Stored entries:
________________________

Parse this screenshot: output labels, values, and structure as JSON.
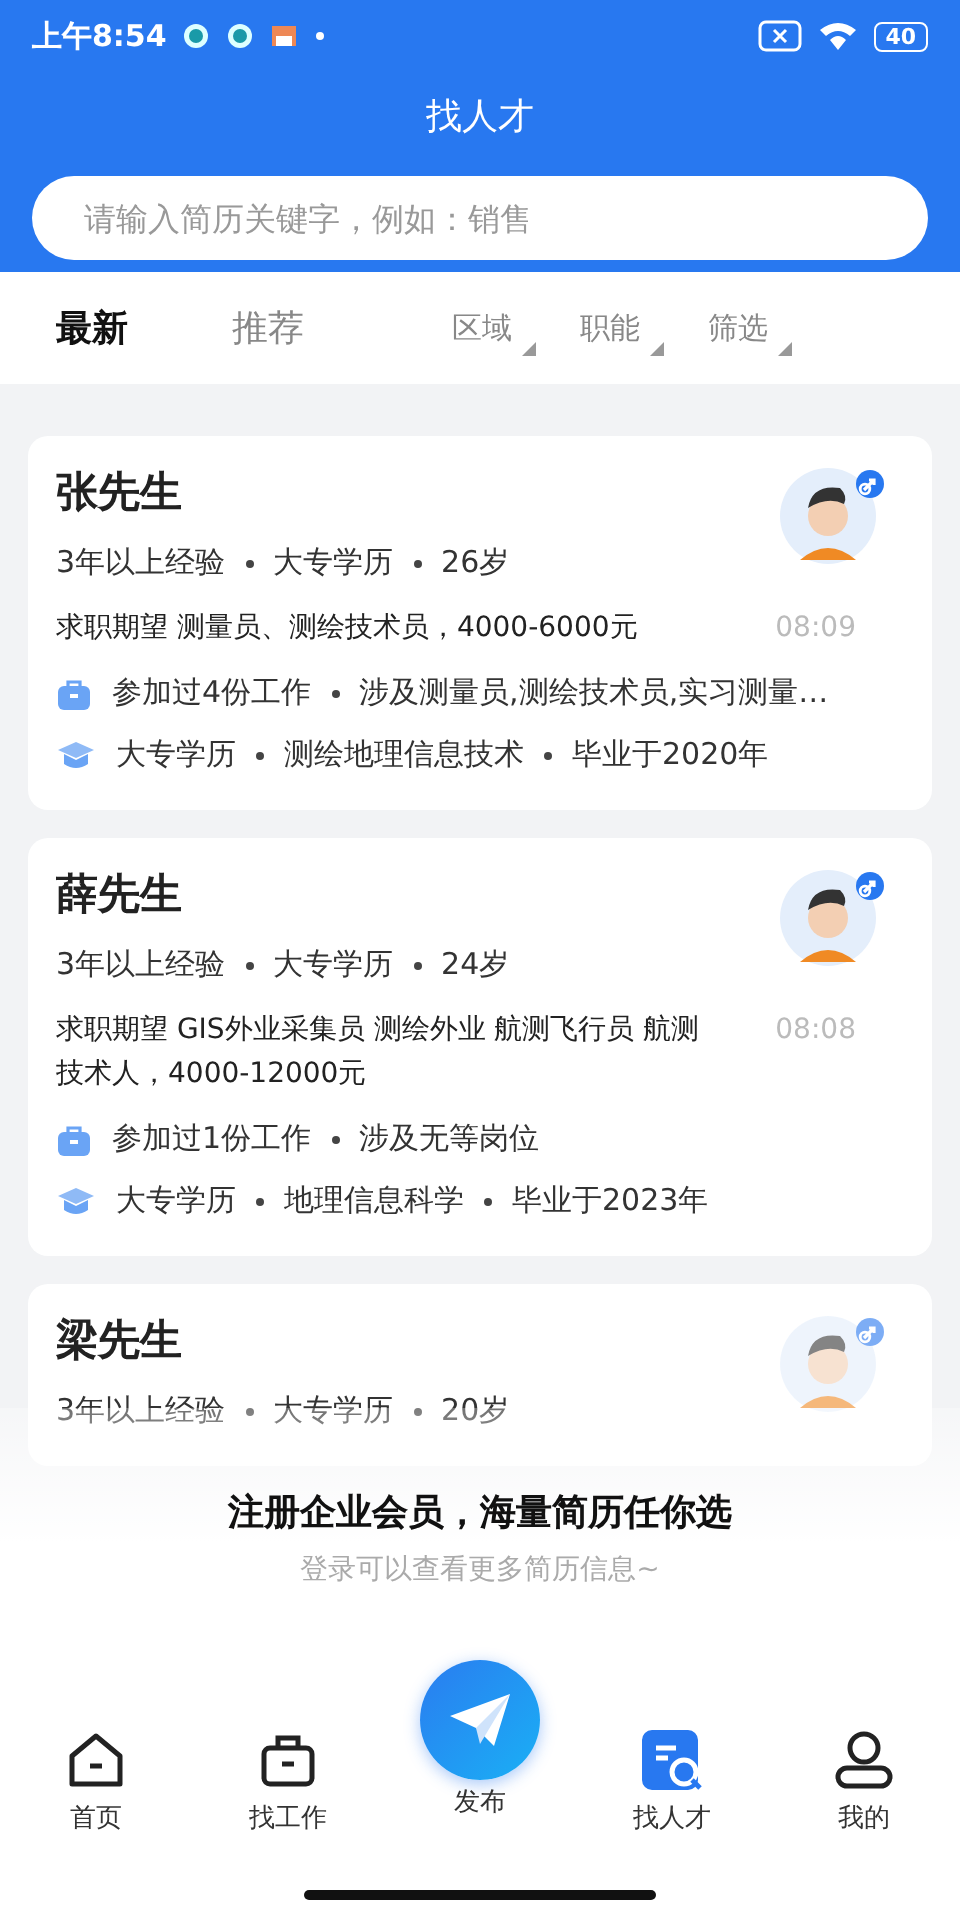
{
  "status_bar": {
    "time": "上午8:54",
    "battery": "40"
  },
  "header": {
    "title": "找人才"
  },
  "search": {
    "placeholder": "请输入简历关键字，例如：销售"
  },
  "tabs": [
    {
      "label": "最新",
      "selected": true
    },
    {
      "label": "推荐",
      "selected": false
    }
  ],
  "filters": [
    "区域",
    "职能",
    "筛选"
  ],
  "candidates": [
    {
      "name": "张先生",
      "meta": [
        "3年以上经验",
        "大专学历",
        "26岁"
      ],
      "expectation": "求职期望 测量员、测绘技术员，4000-6000元",
      "time": "08:09",
      "work": [
        "参加过4份工作",
        "涉及测量员,测绘技术员,实习测量…"
      ],
      "education": [
        "大专学历",
        "测绘地理信息技术",
        "毕业于2020年"
      ]
    },
    {
      "name": "薛先生",
      "meta": [
        "3年以上经验",
        "大专学历",
        "24岁"
      ],
      "expectation": "求职期望 GIS外业采集员 测绘外业 航测飞行员 航测技术人，4000-12000元",
      "time": "08:08",
      "work": [
        "参加过1份工作",
        "涉及无等岗位"
      ],
      "education": [
        "大专学历",
        "地理信息科学",
        "毕业于2023年"
      ]
    },
    {
      "name": "梁先生",
      "meta": [
        "3年以上经验",
        "大专学历",
        "20岁"
      ]
    }
  ],
  "promo": {
    "title": "注册企业会员，海量简历任你选",
    "hint": "登录可以查看更多简历信息~"
  },
  "nav": [
    {
      "kind": "home",
      "label": "首页",
      "selected": false
    },
    {
      "kind": "jobs",
      "label": "找工作",
      "selected": false
    },
    {
      "kind": "publish",
      "label": "发布"
    },
    {
      "kind": "talent",
      "label": "找人才",
      "selected": true
    },
    {
      "kind": "me",
      "label": "我的",
      "selected": false
    }
  ]
}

________________________

Task: Copy out each line in the listing that has the word "kind".

Written response:
      "kind": "home",
      "kind": "jobs",
      "kind": "publish",
      "kind": "talent",
      "kind": "me",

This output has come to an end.